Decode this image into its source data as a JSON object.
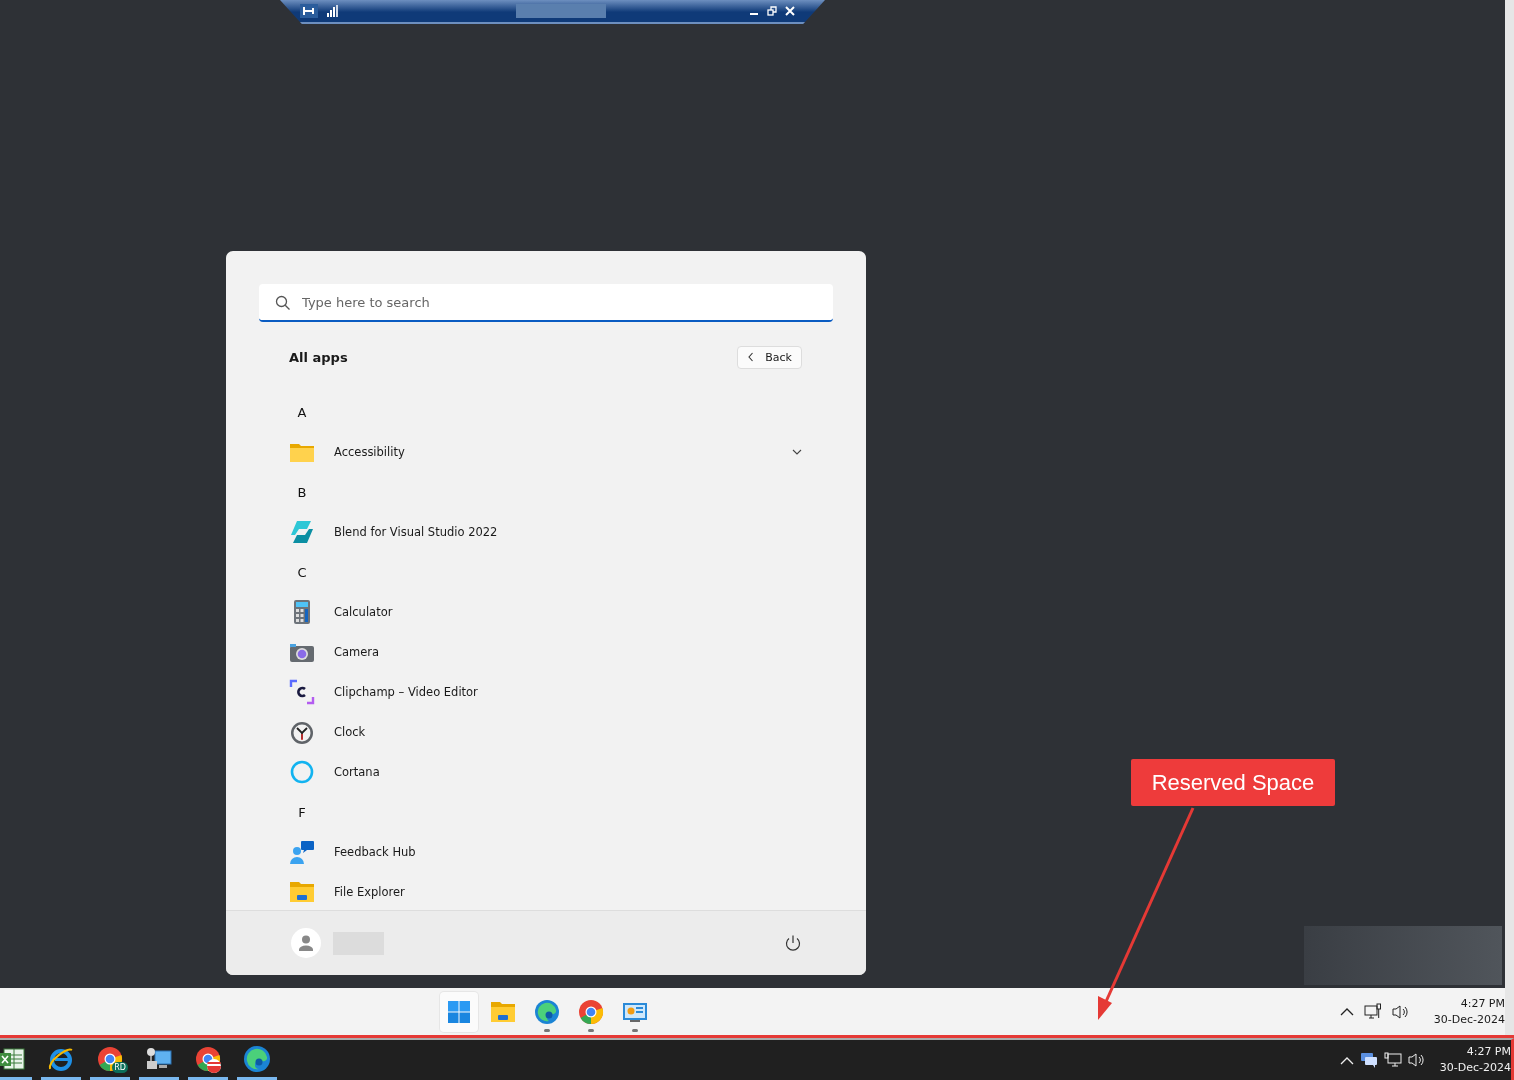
{
  "start_menu": {
    "search": {
      "placeholder": "Type here to search"
    },
    "title": "All apps",
    "back_button": "Back",
    "groups": [
      {
        "letter": "A",
        "apps": [
          {
            "name": "Accessibility",
            "kind": "folder",
            "expanded": false
          }
        ]
      },
      {
        "letter": "B",
        "apps": [
          {
            "name": "Blend for Visual Studio 2022",
            "kind": "app"
          }
        ]
      },
      {
        "letter": "C",
        "apps": [
          {
            "name": "Calculator",
            "kind": "app"
          },
          {
            "name": "Camera",
            "kind": "app"
          },
          {
            "name": "Clipchamp – Video Editor",
            "kind": "app"
          },
          {
            "name": "Clock",
            "kind": "app"
          },
          {
            "name": "Cortana",
            "kind": "app"
          }
        ]
      },
      {
        "letter": "F",
        "apps": [
          {
            "name": "Feedback Hub",
            "kind": "app"
          },
          {
            "name": "File Explorer",
            "kind": "app"
          }
        ]
      }
    ]
  },
  "remote_taskbar": {
    "apps": [
      {
        "selected": true,
        "running": false
      },
      {
        "selected": false,
        "running": false
      },
      {
        "selected": false,
        "running": true
      },
      {
        "selected": false,
        "running": true
      },
      {
        "selected": false,
        "running": true
      }
    ],
    "time": "4:27 PM",
    "date": "30-Dec-2024"
  },
  "callout": {
    "text": "Reserved Space"
  },
  "host_taskbar": {
    "apps": [
      {
        "active": true
      },
      {
        "active": true
      },
      {
        "active": true,
        "badge": "RD"
      },
      {
        "active": true
      },
      {
        "active": true
      },
      {
        "active": true
      }
    ],
    "time": "4:27 PM",
    "date": "30-Dec-2024"
  }
}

######

_Given exercise_: Print all of the entries word for word. Skip any images they contain.

_Response to the exercise_:
Decode this image into its source data as a JSON object.
{
  "start_menu": {
    "search": {
      "placeholder": "Type here to search"
    },
    "title": "All apps",
    "back_button": "Back",
    "groups": [
      {
        "letter": "A",
        "apps": [
          {
            "name": "Accessibility",
            "kind": "folder",
            "expanded": false
          }
        ]
      },
      {
        "letter": "B",
        "apps": [
          {
            "name": "Blend for Visual Studio 2022",
            "kind": "app"
          }
        ]
      },
      {
        "letter": "C",
        "apps": [
          {
            "name": "Calculator",
            "kind": "app"
          },
          {
            "name": "Camera",
            "kind": "app"
          },
          {
            "name": "Clipchamp – Video Editor",
            "kind": "app"
          },
          {
            "name": "Clock",
            "kind": "app"
          },
          {
            "name": "Cortana",
            "kind": "app"
          }
        ]
      },
      {
        "letter": "F",
        "apps": [
          {
            "name": "Feedback Hub",
            "kind": "app"
          },
          {
            "name": "File Explorer",
            "kind": "app"
          }
        ]
      }
    ]
  },
  "remote_taskbar": {
    "apps": [
      {
        "selected": true,
        "running": false
      },
      {
        "selected": false,
        "running": false
      },
      {
        "selected": false,
        "running": true
      },
      {
        "selected": false,
        "running": true
      },
      {
        "selected": false,
        "running": true
      }
    ],
    "time": "4:27 PM",
    "date": "30-Dec-2024"
  },
  "callout": {
    "text": "Reserved Space"
  },
  "host_taskbar": {
    "apps": [
      {
        "active": true
      },
      {
        "active": true
      },
      {
        "active": true,
        "badge": "RD"
      },
      {
        "active": true
      },
      {
        "active": true
      },
      {
        "active": true
      }
    ],
    "time": "4:27 PM",
    "date": "30-Dec-2024"
  }
}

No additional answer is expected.